Reproduce each record below exactly as written.
-- BEGIN Input data --
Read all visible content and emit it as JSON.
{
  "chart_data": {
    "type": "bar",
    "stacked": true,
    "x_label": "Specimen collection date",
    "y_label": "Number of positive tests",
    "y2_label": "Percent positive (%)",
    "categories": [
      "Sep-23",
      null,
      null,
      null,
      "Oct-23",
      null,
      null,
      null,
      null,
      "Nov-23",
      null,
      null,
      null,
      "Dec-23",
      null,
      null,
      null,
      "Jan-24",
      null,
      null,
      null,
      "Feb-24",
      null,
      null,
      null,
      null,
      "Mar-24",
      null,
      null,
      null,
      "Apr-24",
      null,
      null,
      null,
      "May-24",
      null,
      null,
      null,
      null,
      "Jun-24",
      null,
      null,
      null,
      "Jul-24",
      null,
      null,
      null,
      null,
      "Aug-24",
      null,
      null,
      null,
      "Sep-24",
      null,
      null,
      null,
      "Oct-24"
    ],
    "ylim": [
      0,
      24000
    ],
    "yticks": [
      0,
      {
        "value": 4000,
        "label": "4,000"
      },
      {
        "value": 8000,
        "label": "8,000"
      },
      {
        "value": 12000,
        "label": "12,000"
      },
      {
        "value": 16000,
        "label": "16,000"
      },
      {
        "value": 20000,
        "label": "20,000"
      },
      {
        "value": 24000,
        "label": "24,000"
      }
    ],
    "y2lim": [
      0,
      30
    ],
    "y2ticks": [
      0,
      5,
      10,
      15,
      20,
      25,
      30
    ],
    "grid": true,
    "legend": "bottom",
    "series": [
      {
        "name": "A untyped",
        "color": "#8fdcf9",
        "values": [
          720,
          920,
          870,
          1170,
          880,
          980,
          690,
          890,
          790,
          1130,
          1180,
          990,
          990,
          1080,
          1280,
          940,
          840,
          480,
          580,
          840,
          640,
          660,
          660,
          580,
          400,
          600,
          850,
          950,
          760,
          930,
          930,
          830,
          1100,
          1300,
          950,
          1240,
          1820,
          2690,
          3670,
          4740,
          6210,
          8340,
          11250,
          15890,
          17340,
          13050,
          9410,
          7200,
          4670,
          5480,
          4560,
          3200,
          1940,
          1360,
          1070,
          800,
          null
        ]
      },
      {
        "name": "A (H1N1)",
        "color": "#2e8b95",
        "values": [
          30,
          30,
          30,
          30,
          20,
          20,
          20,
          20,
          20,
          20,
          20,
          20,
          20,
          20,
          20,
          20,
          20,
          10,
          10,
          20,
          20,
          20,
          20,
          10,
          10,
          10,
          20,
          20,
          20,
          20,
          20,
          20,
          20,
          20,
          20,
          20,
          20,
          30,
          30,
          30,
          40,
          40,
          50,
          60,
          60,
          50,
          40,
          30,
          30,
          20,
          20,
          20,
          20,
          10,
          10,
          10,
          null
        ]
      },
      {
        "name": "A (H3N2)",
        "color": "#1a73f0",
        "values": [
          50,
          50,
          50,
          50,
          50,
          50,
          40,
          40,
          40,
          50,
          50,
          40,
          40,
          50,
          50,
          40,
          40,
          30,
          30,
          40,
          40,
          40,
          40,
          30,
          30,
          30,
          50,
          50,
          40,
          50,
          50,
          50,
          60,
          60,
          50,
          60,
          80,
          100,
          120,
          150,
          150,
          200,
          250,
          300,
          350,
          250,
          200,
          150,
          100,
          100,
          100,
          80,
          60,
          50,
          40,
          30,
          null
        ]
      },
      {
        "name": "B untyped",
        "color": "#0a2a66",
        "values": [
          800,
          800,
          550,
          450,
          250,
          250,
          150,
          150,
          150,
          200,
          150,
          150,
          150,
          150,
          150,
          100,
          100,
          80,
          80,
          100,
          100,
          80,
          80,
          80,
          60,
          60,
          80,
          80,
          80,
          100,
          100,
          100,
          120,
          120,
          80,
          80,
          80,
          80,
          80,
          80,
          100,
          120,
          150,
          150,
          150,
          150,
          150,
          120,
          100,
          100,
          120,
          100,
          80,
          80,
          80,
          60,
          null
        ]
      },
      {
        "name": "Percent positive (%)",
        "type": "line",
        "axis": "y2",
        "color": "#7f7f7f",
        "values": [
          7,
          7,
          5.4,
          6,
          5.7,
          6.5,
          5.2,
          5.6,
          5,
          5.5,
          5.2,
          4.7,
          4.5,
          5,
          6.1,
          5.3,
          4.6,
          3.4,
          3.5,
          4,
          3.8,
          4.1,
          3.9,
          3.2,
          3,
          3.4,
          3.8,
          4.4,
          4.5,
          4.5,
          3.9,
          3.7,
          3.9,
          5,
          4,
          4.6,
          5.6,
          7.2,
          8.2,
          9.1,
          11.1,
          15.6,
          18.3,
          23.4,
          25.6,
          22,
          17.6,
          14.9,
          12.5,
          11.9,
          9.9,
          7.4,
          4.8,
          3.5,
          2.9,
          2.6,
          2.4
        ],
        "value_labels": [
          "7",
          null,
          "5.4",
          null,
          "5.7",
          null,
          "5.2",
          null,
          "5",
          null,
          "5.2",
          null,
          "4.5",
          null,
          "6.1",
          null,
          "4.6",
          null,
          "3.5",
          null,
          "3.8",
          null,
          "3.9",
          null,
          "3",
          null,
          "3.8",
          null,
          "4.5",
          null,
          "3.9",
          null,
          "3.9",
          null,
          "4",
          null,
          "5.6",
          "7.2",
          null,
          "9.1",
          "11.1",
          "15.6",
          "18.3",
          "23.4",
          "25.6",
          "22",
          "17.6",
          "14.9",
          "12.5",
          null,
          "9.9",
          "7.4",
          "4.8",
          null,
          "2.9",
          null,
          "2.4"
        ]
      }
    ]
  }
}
-- END Input data --
**Complete answer**
Read all visible content and emit it as JSON.
{
  "chart_data": {
    "type": "bar",
    "stacked": true,
    "x_label": "Specimen collection date",
    "y_label": "Number of positive tests",
    "y2_label": "Percent positive (%)",
    "categories": [
      "Sep-23",
      null,
      null,
      null,
      "Oct-23",
      null,
      null,
      null,
      null,
      "Nov-23",
      null,
      null,
      null,
      "Dec-23",
      null,
      null,
      null,
      "Jan-24",
      null,
      null,
      null,
      "Feb-24",
      null,
      null,
      null,
      null,
      "Mar-24",
      null,
      null,
      null,
      "Apr-24",
      null,
      null,
      null,
      "May-24",
      null,
      null,
      null,
      null,
      "Jun-24",
      null,
      null,
      null,
      "Jul-24",
      null,
      null,
      null,
      null,
      "Aug-24",
      null,
      null,
      null,
      "Sep-24",
      null,
      null,
      null,
      "Oct-24"
    ],
    "ylim": [
      0,
      24000
    ],
    "yticks": [
      0,
      {
        "value": 4000,
        "label": "4,000"
      },
      {
        "value": 8000,
        "label": "8,000"
      },
      {
        "value": 12000,
        "label": "12,000"
      },
      {
        "value": 16000,
        "label": "16,000"
      },
      {
        "value": 20000,
        "label": "20,000"
      },
      {
        "value": 24000,
        "label": "24,000"
      }
    ],
    "y2lim": [
      0,
      30
    ],
    "y2ticks": [
      0,
      5,
      10,
      15,
      20,
      25,
      30
    ],
    "grid": true,
    "legend": "bottom",
    "series": [
      {
        "name": "A untyped",
        "color": "#8fdcf9",
        "values": [
          720,
          920,
          870,
          1170,
          880,
          980,
          690,
          890,
          790,
          1130,
          1180,
          990,
          990,
          1080,
          1280,
          940,
          840,
          480,
          580,
          840,
          640,
          660,
          660,
          580,
          400,
          600,
          850,
          950,
          760,
          930,
          930,
          830,
          1100,
          1300,
          950,
          1240,
          1820,
          2690,
          3670,
          4740,
          6210,
          8340,
          11250,
          15890,
          17340,
          13050,
          9410,
          7200,
          4670,
          5480,
          4560,
          3200,
          1940,
          1360,
          1070,
          800,
          null
        ]
      },
      {
        "name": "A (H1N1)",
        "color": "#2e8b95",
        "values": [
          30,
          30,
          30,
          30,
          20,
          20,
          20,
          20,
          20,
          20,
          20,
          20,
          20,
          20,
          20,
          20,
          20,
          10,
          10,
          20,
          20,
          20,
          20,
          10,
          10,
          10,
          20,
          20,
          20,
          20,
          20,
          20,
          20,
          20,
          20,
          20,
          20,
          30,
          30,
          30,
          40,
          40,
          50,
          60,
          60,
          50,
          40,
          30,
          30,
          20,
          20,
          20,
          20,
          10,
          10,
          10,
          null
        ]
      },
      {
        "name": "A (H3N2)",
        "color": "#1a73f0",
        "values": [
          50,
          50,
          50,
          50,
          50,
          50,
          40,
          40,
          40,
          50,
          50,
          40,
          40,
          50,
          50,
          40,
          40,
          30,
          30,
          40,
          40,
          40,
          40,
          30,
          30,
          30,
          50,
          50,
          40,
          50,
          50,
          50,
          60,
          60,
          50,
          60,
          80,
          100,
          120,
          150,
          150,
          200,
          250,
          300,
          350,
          250,
          200,
          150,
          100,
          100,
          100,
          80,
          60,
          50,
          40,
          30,
          null
        ]
      },
      {
        "name": "B untyped",
        "color": "#0a2a66",
        "values": [
          800,
          800,
          550,
          450,
          250,
          250,
          150,
          150,
          150,
          200,
          150,
          150,
          150,
          150,
          150,
          100,
          100,
          80,
          80,
          100,
          100,
          80,
          80,
          80,
          60,
          60,
          80,
          80,
          80,
          100,
          100,
          100,
          120,
          120,
          80,
          80,
          80,
          80,
          80,
          80,
          100,
          120,
          150,
          150,
          150,
          150,
          150,
          120,
          100,
          100,
          120,
          100,
          80,
          80,
          80,
          60,
          null
        ]
      },
      {
        "name": "Percent positive (%)",
        "type": "line",
        "axis": "y2",
        "color": "#7f7f7f",
        "values": [
          7,
          7,
          5.4,
          6,
          5.7,
          6.5,
          5.2,
          5.6,
          5,
          5.5,
          5.2,
          4.7,
          4.5,
          5,
          6.1,
          5.3,
          4.6,
          3.4,
          3.5,
          4,
          3.8,
          4.1,
          3.9,
          3.2,
          3,
          3.4,
          3.8,
          4.4,
          4.5,
          4.5,
          3.9,
          3.7,
          3.9,
          5,
          4,
          4.6,
          5.6,
          7.2,
          8.2,
          9.1,
          11.1,
          15.6,
          18.3,
          23.4,
          25.6,
          22,
          17.6,
          14.9,
          12.5,
          11.9,
          9.9,
          7.4,
          4.8,
          3.5,
          2.9,
          2.6,
          2.4
        ],
        "value_labels": [
          "7",
          null,
          "5.4",
          null,
          "5.7",
          null,
          "5.2",
          null,
          "5",
          null,
          "5.2",
          null,
          "4.5",
          null,
          "6.1",
          null,
          "4.6",
          null,
          "3.5",
          null,
          "3.8",
          null,
          "3.9",
          null,
          "3",
          null,
          "3.8",
          null,
          "4.5",
          null,
          "3.9",
          null,
          "3.9",
          null,
          "4",
          null,
          "5.6",
          "7.2",
          null,
          "9.1",
          "11.1",
          "15.6",
          "18.3",
          "23.4",
          "25.6",
          "22",
          "17.6",
          "14.9",
          "12.5",
          null,
          "9.9",
          "7.4",
          "4.8",
          null,
          "2.9",
          null,
          "2.4"
        ]
      }
    ]
  }
}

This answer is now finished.